• GOAL OF THE EXERCISE
Nothing may be dropped or altered: reproduce all the data.

===

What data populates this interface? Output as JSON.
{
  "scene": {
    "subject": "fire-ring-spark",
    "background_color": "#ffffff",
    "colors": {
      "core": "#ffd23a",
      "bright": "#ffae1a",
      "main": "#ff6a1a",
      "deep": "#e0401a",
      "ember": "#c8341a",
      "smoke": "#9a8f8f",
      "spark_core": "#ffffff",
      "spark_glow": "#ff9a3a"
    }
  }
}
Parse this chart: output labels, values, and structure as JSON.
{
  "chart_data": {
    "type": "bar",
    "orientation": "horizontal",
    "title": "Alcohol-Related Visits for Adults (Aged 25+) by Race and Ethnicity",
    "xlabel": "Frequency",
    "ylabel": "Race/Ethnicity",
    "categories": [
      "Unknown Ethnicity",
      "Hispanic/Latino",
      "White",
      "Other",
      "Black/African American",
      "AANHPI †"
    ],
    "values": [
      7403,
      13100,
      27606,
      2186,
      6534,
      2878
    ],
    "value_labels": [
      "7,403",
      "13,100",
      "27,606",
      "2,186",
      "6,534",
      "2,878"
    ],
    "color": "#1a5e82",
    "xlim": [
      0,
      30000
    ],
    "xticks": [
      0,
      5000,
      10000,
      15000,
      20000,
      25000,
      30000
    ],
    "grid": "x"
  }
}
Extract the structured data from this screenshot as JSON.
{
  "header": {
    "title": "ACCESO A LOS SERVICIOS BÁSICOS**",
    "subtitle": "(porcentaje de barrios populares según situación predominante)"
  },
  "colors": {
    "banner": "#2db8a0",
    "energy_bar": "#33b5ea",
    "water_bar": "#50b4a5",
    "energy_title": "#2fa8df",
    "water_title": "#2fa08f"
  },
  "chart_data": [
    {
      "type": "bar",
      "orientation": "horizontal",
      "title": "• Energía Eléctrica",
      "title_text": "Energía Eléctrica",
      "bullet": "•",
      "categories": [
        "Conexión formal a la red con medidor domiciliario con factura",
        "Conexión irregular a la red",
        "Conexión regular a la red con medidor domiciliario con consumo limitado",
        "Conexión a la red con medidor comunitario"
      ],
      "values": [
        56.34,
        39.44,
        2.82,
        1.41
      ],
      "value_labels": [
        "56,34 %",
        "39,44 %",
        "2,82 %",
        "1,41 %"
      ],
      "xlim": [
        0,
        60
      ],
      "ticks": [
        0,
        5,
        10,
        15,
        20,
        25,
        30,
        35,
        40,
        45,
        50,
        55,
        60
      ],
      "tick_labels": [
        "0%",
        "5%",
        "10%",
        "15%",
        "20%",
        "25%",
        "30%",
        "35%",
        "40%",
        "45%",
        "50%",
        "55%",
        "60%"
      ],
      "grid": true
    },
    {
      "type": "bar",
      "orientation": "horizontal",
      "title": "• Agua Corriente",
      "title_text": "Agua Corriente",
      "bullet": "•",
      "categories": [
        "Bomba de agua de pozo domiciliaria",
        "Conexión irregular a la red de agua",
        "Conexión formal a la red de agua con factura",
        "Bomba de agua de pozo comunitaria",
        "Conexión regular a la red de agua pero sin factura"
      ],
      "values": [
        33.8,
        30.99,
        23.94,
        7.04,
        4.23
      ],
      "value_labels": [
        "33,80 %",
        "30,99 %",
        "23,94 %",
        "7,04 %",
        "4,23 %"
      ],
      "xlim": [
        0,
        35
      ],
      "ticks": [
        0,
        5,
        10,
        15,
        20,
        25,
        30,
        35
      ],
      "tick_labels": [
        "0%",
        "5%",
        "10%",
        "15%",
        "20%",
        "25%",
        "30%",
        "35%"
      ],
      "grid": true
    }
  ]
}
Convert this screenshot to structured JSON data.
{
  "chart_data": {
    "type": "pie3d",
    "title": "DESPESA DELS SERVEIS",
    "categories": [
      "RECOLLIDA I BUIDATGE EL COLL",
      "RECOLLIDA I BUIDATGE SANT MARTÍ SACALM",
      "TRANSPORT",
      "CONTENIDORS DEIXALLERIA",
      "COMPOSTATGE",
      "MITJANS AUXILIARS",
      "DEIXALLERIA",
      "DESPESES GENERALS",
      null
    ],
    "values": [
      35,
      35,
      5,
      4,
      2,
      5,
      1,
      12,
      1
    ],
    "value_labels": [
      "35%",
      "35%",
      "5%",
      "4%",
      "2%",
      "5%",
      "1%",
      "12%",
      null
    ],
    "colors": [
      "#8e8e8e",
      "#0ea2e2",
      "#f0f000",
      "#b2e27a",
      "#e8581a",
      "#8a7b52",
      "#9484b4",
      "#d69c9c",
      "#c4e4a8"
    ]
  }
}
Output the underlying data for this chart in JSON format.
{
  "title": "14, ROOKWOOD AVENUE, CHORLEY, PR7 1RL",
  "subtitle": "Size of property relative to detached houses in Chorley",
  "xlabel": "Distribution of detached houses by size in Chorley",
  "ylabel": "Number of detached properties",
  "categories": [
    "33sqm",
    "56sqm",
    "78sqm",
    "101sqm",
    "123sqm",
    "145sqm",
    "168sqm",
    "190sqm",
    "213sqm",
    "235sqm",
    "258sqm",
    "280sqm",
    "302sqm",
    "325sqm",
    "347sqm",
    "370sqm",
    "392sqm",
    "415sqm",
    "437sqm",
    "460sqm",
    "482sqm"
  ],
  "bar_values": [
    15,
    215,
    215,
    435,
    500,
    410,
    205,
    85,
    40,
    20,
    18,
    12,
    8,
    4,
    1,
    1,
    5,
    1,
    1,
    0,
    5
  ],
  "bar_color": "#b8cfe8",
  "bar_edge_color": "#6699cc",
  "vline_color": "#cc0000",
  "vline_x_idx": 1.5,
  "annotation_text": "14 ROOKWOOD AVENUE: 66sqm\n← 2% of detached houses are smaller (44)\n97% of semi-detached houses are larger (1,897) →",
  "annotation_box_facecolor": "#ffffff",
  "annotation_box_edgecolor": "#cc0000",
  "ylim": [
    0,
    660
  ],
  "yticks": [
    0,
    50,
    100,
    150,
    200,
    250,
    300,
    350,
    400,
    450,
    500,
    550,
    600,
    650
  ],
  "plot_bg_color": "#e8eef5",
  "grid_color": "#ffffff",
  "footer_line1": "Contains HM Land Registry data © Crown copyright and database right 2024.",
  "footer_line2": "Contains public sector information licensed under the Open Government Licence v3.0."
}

===

• SOLUTION
What data populates this interface? Output as JSON.
{
  "scene": {
    "subject": "fire-ring-spark",
    "background_color": "#ffffff",
    "colors": {
      "core": "#ffd23a",
      "bright": "#ffae1a",
      "main": "#ff6a1a",
      "deep": "#e0401a",
      "ember": "#c8341a",
      "smoke": "#9a8f8f",
      "spark_core": "#ffffff",
      "spark_glow": "#ff9a3a"
    }
  }
}
Parse this chart: output labels, values, and structure as JSON.
{
  "chart_data": {
    "type": "bar",
    "orientation": "horizontal",
    "title": "Alcohol-Related Visits for Adults (Aged 25+) by Race and Ethnicity",
    "xlabel": "Frequency",
    "ylabel": "Race/Ethnicity",
    "categories": [
      "Unknown Ethnicity",
      "Hispanic/Latino",
      "White",
      "Other",
      "Black/African American",
      "AANHPI †"
    ],
    "values": [
      7403,
      13100,
      27606,
      2186,
      6534,
      2878
    ],
    "value_labels": [
      "7,403",
      "13,100",
      "27,606",
      "2,186",
      "6,534",
      "2,878"
    ],
    "color": "#1a5e82",
    "xlim": [
      0,
      30000
    ],
    "xticks": [
      0,
      5000,
      10000,
      15000,
      20000,
      25000,
      30000
    ],
    "grid": "x"
  }
}
Extract the structured data from this screenshot as JSON.
{
  "header": {
    "title": "ACCESO A LOS SERVICIOS BÁSICOS**",
    "subtitle": "(porcentaje de barrios populares según situación predominante)"
  },
  "colors": {
    "banner": "#2db8a0",
    "energy_bar": "#33b5ea",
    "water_bar": "#50b4a5",
    "energy_title": "#2fa8df",
    "water_title": "#2fa08f"
  },
  "chart_data": [
    {
      "type": "bar",
      "orientation": "horizontal",
      "title": "• Energía Eléctrica",
      "title_text": "Energía Eléctrica",
      "bullet": "•",
      "categories": [
        "Conexión formal a la red con medidor domiciliario con factura",
        "Conexión irregular a la red",
        "Conexión regular a la red con medidor domiciliario con consumo limitado",
        "Conexión a la red con medidor comunitario"
      ],
      "values": [
        56.34,
        39.44,
        2.82,
        1.41
      ],
      "value_labels": [
        "56,34 %",
        "39,44 %",
        "2,82 %",
        "1,41 %"
      ],
      "xlim": [
        0,
        60
      ],
      "ticks": [
        0,
        5,
        10,
        15,
        20,
        25,
        30,
        35,
        40,
        45,
        50,
        55,
        60
      ],
      "tick_labels": [
        "0%",
        "5%",
        "10%",
        "15%",
        "20%",
        "25%",
        "30%",
        "35%",
        "40%",
        "45%",
        "50%",
        "55%",
        "60%"
      ],
      "grid": true
    },
    {
      "type": "bar",
      "orientation": "horizontal",
      "title": "• Agua Corriente",
      "title_text": "Agua Corriente",
      "bullet": "•",
      "categories": [
        "Bomba de agua de pozo domiciliaria",
        "Conexión irregular a la red de agua",
        "Conexión formal a la red de agua con factura",
        "Bomba de agua de pozo comunitaria",
        "Conexión regular a la red de agua pero sin factura"
      ],
      "values": [
        33.8,
        30.99,
        23.94,
        7.04,
        4.23
      ],
      "value_labels": [
        "33,80 %",
        "30,99 %",
        "23,94 %",
        "7,04 %",
        "4,23 %"
      ],
      "xlim": [
        0,
        35
      ],
      "ticks": [
        0,
        5,
        10,
        15,
        20,
        25,
        30,
        35
      ],
      "tick_labels": [
        "0%",
        "5%",
        "10%",
        "15%",
        "20%",
        "25%",
        "30%",
        "35%"
      ],
      "grid": true
    }
  ]
}
Convert this screenshot to structured JSON data.
{
  "chart_data": {
    "type": "pie3d",
    "title": "DESPESA DELS SERVEIS",
    "categories": [
      "RECOLLIDA I BUIDATGE EL COLL",
      "RECOLLIDA I BUIDATGE SANT MARTÍ SACALM",
      "TRANSPORT",
      "CONTENIDORS DEIXALLERIA",
      "COMPOSTATGE",
      "MITJANS AUXILIARS",
      "DEIXALLERIA",
      "DESPESES GENERALS",
      null
    ],
    "values": [
      35,
      35,
      5,
      4,
      2,
      5,
      1,
      12,
      1
    ],
    "value_labels": [
      "35%",
      "35%",
      "5%",
      "4%",
      "2%",
      "5%",
      "1%",
      "12%",
      null
    ],
    "colors": [
      "#8e8e8e",
      "#0ea2e2",
      "#f0f000",
      "#b2e27a",
      "#e8581a",
      "#8a7b52",
      "#9484b4",
      "#d69c9c",
      "#c4e4a8"
    ]
  }
}
Output the underlying data for this chart in JSON format.
{
  "title": "14, ROOKWOOD AVENUE, CHORLEY, PR7 1RL",
  "subtitle": "Size of property relative to detached houses in Chorley",
  "xlabel": "Distribution of detached houses by size in Chorley",
  "ylabel": "Number of detached properties",
  "categories": [
    "33sqm",
    "56sqm",
    "78sqm",
    "101sqm",
    "123sqm",
    "145sqm",
    "168sqm",
    "190sqm",
    "213sqm",
    "235sqm",
    "258sqm",
    "280sqm",
    "302sqm",
    "325sqm",
    "347sqm",
    "370sqm",
    "392sqm",
    "415sqm",
    "437sqm",
    "460sqm",
    "482sqm"
  ],
  "bar_values": [
    15,
    215,
    215,
    435,
    500,
    410,
    205,
    85,
    40,
    20,
    18,
    12,
    8,
    4,
    1,
    1,
    5,
    1,
    1,
    0,
    5
  ],
  "bar_color": "#b8cfe8",
  "bar_edge_color": "#6699cc",
  "vline_color": "#cc0000",
  "vline_x_idx": 1.5,
  "annotation_text": "14 ROOKWOOD AVENUE: 66sqm\n← 2% of detached houses are smaller (44)\n97% of semi-detached houses are larger (1,897) →",
  "annotation_box_facecolor": "#ffffff",
  "annotation_box_edgecolor": "#cc0000",
  "ylim": [
    0,
    660
  ],
  "yticks": [
    0,
    50,
    100,
    150,
    200,
    250,
    300,
    350,
    400,
    450,
    500,
    550,
    600,
    650
  ],
  "plot_bg_color": "#e8eef5",
  "grid_color": "#ffffff",
  "footer_line1": "Contains HM Land Registry data © Crown copyright and database right 2024.",
  "footer_line2": "Contains public sector information licensed under the Open Government Licence v3.0."
}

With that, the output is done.